### Set exercise
Would you retype, word for word, the line with "Extract the structured" and every line after it through the end of the records below?

______

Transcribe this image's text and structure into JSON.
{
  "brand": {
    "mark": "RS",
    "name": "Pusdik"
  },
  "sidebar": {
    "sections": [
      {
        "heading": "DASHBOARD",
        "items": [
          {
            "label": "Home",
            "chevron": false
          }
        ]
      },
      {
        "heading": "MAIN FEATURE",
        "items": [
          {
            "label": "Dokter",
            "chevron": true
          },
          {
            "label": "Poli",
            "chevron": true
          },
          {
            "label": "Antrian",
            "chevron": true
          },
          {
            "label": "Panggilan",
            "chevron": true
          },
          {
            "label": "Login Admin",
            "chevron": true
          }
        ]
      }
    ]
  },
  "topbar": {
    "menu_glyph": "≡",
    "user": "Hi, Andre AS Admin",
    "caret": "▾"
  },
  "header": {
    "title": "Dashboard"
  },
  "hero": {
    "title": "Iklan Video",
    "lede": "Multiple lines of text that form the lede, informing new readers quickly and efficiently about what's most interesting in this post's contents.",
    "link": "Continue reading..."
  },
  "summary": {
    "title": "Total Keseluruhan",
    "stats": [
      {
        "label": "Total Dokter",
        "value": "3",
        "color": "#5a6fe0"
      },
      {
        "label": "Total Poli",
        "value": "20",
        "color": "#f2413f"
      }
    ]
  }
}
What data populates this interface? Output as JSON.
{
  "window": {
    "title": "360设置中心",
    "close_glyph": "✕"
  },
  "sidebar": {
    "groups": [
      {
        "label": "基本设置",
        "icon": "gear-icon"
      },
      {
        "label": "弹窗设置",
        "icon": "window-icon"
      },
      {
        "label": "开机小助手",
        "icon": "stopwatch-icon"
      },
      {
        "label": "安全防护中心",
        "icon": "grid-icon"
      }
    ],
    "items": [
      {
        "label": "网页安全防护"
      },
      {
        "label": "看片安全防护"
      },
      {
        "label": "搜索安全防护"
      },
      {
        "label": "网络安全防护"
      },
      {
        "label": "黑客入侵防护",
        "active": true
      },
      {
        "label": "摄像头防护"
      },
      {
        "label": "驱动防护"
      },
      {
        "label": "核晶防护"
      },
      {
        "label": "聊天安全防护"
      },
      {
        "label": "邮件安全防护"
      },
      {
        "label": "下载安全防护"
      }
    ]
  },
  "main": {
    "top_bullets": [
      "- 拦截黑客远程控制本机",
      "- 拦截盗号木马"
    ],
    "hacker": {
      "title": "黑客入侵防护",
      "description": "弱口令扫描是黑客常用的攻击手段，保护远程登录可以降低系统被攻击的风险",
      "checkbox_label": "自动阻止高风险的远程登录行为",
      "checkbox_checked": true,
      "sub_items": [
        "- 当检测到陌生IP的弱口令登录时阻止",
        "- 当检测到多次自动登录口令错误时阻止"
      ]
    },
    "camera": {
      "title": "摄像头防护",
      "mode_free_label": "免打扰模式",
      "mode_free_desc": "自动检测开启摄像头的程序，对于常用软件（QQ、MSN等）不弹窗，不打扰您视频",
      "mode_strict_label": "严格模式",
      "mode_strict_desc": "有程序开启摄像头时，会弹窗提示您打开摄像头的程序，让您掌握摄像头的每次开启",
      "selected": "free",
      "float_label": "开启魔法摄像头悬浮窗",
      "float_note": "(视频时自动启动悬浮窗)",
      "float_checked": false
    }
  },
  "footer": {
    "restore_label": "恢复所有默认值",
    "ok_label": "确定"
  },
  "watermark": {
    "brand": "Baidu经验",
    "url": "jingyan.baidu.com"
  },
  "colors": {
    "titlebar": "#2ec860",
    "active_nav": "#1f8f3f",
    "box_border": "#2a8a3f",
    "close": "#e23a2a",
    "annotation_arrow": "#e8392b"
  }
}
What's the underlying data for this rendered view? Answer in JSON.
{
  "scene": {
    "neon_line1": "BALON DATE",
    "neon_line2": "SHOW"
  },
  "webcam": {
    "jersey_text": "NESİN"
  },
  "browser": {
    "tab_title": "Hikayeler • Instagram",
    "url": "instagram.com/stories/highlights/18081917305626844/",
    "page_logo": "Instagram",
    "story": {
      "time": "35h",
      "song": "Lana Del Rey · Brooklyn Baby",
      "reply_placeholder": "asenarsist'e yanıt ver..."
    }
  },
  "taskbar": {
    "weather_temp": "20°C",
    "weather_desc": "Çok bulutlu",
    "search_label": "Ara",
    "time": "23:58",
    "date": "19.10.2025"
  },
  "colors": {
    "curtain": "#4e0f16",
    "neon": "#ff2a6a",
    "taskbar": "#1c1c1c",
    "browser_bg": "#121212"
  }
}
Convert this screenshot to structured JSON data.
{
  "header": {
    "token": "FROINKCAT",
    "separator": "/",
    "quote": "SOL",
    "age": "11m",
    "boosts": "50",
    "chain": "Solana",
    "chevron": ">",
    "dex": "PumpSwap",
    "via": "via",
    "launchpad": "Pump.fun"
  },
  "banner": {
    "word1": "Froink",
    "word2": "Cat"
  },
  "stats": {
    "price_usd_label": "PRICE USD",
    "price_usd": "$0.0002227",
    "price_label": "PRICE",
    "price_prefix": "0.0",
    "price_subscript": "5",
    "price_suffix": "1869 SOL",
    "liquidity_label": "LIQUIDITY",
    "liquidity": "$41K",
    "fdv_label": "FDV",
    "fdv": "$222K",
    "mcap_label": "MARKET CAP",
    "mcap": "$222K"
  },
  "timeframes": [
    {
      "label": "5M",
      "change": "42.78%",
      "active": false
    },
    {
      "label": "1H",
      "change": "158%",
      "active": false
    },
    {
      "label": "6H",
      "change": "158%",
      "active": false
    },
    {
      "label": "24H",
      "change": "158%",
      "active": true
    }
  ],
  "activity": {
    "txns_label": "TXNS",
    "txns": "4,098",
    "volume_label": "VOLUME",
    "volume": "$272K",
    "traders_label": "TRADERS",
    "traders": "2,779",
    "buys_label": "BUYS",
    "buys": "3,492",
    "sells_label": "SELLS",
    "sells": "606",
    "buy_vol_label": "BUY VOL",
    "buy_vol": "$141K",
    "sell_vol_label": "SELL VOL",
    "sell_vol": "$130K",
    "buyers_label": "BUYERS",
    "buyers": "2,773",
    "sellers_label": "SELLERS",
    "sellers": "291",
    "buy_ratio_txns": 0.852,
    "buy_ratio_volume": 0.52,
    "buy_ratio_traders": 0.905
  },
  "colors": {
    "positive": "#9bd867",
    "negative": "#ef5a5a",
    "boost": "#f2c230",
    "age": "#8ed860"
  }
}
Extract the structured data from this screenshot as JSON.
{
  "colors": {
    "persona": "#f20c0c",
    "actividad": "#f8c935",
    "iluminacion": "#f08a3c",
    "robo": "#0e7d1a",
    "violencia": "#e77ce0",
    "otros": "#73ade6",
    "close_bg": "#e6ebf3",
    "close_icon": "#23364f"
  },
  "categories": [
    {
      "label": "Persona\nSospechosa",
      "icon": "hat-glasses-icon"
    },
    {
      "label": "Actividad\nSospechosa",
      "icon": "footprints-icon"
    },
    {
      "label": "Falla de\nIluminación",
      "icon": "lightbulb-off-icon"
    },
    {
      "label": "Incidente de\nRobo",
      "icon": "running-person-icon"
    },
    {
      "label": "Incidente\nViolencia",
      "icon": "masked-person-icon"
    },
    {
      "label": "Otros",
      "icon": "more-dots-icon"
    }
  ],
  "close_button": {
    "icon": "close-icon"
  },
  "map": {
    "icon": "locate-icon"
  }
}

______

### Output for this task
Extract the structured data from this screenshot as JSON.
{
  "colors": {
    "persona": "#f20c0c",
    "actividad": "#f8c935",
    "iluminacion": "#f08a3c",
    "robo": "#0e7d1a",
    "violencia": "#e77ce0",
    "otros": "#73ade6",
    "close_bg": "#e6ebf3",
    "close_icon": "#23364f"
  },
  "categories": [
    {
      "label": "Persona\nSospechosa",
      "icon": "hat-glasses-icon"
    },
    {
      "label": "Actividad\nSospechosa",
      "icon": "footprints-icon"
    },
    {
      "label": "Falla de\nIluminación",
      "icon": "lightbulb-off-icon"
    },
    {
      "label": "Incidente de\nRobo",
      "icon": "running-person-icon"
    },
    {
      "label": "Incidente\nViolencia",
      "icon": "masked-person-icon"
    },
    {
      "label": "Otros",
      "icon": "more-dots-icon"
    }
  ],
  "close_button": {
    "icon": "close-icon"
  },
  "map": {
    "icon": "locate-icon"
  }
}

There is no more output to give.